Records excerpted from a collection
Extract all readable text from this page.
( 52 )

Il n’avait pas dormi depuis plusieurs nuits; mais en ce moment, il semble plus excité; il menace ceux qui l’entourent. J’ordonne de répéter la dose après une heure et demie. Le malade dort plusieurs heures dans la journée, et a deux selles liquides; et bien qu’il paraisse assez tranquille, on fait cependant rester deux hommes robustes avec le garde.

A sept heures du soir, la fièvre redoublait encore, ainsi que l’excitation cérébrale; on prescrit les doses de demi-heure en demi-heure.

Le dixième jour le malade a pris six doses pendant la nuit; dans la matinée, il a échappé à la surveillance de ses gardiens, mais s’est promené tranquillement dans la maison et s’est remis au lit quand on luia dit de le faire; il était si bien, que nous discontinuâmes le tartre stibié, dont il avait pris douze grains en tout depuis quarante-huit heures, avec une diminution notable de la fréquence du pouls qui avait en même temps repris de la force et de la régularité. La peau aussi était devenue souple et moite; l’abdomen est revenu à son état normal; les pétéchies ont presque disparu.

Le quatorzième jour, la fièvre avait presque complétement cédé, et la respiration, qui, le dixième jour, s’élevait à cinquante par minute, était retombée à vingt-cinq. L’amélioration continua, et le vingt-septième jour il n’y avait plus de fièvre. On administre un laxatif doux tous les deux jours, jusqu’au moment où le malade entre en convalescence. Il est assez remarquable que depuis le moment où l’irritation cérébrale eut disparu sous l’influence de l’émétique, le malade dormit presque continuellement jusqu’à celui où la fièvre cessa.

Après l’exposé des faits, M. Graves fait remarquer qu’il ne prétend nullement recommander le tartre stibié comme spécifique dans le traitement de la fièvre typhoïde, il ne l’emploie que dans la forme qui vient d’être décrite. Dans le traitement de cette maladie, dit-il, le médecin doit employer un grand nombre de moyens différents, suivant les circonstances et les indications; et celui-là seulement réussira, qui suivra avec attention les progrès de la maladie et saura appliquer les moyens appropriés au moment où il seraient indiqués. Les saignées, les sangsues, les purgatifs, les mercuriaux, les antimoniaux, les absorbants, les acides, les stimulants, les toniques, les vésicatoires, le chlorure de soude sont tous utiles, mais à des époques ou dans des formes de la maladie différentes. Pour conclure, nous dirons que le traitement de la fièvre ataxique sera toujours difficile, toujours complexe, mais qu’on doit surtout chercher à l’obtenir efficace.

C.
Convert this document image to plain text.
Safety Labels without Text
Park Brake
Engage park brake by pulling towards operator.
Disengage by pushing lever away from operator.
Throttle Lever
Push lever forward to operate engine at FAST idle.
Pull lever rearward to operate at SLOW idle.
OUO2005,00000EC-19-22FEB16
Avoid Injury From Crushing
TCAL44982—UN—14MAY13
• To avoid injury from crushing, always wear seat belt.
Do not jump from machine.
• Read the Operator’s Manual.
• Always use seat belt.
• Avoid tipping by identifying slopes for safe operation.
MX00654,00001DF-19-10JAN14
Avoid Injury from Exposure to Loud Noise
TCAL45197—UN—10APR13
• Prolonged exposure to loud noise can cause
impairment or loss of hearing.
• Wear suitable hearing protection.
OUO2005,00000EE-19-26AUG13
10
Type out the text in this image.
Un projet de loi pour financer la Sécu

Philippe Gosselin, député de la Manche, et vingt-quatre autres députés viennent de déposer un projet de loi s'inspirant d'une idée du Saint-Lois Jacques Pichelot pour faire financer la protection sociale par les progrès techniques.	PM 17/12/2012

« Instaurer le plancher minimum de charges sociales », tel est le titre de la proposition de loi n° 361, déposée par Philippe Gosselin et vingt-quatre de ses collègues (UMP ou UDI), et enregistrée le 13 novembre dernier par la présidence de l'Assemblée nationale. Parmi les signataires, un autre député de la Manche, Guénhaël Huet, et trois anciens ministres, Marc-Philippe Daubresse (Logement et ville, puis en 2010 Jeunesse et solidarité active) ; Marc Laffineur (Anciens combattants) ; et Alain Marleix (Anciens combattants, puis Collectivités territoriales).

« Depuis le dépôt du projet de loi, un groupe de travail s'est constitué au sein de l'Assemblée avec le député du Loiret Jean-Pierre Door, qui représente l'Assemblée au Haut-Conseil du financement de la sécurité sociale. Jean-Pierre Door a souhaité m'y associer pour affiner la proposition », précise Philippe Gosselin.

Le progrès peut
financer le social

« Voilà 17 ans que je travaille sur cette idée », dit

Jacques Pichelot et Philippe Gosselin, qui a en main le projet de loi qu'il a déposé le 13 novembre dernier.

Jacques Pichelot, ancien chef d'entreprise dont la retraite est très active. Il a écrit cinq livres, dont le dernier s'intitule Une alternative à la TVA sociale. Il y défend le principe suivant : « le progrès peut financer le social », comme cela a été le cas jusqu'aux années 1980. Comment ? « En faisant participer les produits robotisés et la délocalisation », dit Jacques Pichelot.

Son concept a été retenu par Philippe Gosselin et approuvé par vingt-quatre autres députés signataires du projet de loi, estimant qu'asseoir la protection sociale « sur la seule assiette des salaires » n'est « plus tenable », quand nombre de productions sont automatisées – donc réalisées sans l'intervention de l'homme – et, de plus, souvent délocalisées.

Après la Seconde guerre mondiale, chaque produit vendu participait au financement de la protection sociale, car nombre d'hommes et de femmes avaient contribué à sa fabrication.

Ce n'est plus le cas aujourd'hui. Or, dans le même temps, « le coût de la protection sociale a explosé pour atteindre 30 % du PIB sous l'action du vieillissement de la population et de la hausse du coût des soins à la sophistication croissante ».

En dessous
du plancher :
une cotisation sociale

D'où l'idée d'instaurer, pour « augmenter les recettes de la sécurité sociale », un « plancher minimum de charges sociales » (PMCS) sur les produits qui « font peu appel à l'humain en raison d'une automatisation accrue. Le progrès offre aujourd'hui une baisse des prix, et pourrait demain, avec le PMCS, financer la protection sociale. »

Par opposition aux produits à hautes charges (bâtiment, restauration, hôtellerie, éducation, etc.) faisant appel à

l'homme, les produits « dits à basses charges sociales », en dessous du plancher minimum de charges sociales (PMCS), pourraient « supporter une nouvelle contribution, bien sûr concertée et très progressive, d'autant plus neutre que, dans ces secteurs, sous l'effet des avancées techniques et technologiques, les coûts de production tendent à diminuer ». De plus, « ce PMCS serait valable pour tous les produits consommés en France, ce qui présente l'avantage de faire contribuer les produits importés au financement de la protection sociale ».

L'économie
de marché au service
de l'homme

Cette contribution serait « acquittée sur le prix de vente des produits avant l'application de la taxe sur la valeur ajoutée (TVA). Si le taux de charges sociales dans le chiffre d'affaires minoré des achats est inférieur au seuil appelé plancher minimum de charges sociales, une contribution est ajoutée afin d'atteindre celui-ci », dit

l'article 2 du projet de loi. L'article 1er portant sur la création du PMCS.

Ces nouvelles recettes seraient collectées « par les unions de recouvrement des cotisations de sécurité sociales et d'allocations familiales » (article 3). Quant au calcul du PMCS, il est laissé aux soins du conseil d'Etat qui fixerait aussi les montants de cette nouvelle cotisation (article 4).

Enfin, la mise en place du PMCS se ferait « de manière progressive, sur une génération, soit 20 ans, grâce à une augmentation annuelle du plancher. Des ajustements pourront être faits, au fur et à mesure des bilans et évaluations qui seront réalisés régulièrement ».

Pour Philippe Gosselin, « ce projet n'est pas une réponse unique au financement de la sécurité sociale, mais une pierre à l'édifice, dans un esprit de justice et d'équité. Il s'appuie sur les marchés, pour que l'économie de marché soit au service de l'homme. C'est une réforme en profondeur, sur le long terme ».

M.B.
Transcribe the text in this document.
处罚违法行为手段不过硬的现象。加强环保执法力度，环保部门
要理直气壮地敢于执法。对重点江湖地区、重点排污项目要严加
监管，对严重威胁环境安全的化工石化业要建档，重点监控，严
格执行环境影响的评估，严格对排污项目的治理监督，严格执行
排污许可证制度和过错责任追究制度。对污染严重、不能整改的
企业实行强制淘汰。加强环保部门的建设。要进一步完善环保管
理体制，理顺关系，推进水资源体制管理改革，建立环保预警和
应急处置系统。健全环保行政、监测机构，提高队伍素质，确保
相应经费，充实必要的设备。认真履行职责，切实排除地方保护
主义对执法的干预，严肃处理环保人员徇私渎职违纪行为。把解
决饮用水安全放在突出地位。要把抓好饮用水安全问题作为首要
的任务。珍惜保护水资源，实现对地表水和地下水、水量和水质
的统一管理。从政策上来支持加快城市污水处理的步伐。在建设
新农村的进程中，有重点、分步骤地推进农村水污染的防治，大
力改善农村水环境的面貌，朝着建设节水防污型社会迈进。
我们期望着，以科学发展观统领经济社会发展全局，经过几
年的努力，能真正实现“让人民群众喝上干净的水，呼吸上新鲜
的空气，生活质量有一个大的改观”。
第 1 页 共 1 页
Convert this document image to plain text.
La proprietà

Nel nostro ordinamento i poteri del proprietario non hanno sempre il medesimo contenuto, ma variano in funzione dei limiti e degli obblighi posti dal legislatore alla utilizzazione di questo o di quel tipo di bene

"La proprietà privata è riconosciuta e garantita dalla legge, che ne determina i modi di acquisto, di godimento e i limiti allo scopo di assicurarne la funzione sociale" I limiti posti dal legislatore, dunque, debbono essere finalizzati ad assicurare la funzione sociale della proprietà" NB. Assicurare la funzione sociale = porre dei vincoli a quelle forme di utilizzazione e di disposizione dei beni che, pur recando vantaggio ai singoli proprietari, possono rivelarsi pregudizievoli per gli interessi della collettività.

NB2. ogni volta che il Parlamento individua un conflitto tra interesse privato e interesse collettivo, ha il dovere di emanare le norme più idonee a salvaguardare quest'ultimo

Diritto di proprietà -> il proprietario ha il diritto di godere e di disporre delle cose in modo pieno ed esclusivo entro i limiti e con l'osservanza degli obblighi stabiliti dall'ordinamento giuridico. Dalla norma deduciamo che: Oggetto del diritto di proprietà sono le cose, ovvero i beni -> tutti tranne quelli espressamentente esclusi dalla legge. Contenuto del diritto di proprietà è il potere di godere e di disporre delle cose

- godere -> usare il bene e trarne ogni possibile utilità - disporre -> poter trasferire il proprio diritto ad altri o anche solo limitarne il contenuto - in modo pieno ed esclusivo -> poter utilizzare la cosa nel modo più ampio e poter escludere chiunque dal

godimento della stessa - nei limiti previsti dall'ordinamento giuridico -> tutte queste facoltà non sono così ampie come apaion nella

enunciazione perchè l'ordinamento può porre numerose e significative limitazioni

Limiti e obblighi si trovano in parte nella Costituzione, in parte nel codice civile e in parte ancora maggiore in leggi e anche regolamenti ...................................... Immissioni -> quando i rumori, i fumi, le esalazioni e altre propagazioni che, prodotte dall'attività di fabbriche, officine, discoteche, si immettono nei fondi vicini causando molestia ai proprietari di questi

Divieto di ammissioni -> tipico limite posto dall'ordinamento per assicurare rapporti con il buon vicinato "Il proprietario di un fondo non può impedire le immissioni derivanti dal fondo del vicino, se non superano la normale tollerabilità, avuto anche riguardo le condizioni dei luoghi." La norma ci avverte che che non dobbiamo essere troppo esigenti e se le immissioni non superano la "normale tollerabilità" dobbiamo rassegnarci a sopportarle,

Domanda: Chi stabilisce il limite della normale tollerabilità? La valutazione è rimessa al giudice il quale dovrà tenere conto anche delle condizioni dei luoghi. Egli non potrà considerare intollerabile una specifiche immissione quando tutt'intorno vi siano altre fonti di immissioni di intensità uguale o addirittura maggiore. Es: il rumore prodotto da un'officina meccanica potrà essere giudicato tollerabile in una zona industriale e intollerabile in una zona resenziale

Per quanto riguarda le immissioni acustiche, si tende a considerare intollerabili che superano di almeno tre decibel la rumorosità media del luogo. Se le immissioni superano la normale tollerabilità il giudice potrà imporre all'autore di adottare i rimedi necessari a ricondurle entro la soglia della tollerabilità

[What this task involves]: Every line of the listing that holds "soit" is to be counted; give only the resulting number.

[Written solution]: 2